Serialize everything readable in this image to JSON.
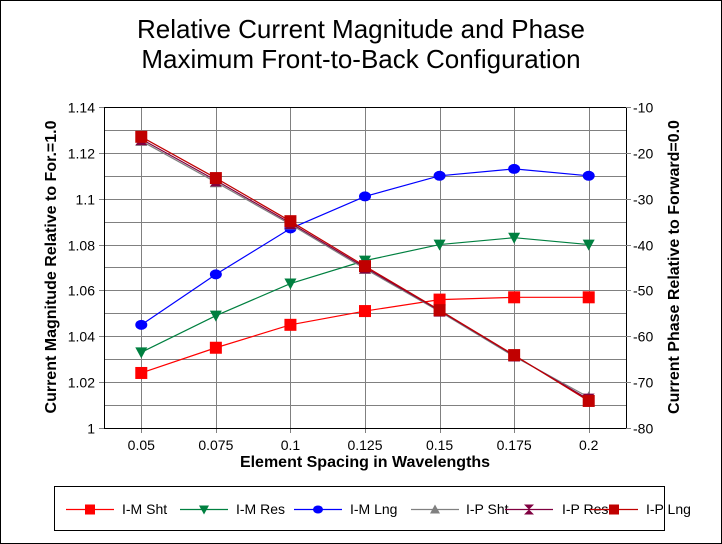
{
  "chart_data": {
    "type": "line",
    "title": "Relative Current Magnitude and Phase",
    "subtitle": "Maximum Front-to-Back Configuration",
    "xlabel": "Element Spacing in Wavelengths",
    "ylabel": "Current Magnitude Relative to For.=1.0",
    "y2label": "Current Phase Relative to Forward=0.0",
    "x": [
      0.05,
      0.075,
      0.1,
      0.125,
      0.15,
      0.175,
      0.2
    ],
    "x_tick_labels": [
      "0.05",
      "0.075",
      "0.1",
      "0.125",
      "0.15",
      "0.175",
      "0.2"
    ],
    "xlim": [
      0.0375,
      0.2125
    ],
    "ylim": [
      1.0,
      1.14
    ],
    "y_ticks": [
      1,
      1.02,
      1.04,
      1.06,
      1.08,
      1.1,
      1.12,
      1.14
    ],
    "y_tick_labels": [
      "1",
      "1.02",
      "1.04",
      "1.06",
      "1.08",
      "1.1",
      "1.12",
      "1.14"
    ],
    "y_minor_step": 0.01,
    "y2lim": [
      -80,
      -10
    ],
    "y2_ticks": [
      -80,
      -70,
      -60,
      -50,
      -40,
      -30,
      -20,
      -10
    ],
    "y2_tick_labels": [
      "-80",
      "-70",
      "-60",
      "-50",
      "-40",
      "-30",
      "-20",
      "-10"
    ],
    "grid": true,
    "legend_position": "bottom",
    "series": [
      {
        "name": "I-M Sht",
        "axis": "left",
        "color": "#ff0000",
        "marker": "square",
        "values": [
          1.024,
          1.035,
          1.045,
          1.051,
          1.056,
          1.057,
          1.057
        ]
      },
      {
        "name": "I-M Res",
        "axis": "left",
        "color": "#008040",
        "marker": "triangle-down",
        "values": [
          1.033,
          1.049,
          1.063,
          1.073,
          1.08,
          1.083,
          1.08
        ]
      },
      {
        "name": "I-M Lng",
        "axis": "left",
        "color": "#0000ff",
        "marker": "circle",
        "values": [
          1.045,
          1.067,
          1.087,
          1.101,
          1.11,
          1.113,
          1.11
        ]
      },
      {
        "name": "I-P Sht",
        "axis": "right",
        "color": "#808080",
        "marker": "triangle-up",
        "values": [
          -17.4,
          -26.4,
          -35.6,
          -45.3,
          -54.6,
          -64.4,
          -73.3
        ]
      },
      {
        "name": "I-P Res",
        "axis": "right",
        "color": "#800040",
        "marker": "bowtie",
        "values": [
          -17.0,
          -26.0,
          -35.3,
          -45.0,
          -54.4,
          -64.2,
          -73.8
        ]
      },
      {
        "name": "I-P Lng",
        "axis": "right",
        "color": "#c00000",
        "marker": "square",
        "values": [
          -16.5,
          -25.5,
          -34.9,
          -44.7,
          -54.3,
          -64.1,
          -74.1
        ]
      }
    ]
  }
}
===============
→ **Prompt**:
Wherever "color" shows up in a line, copy that line.

→ **Correct output**:
        "color": "#ff0000",
        "color": "#008040",
        "color": "#0000ff",
        "color": "#808080",
        "color": "#800040",
        "color": "#c00000",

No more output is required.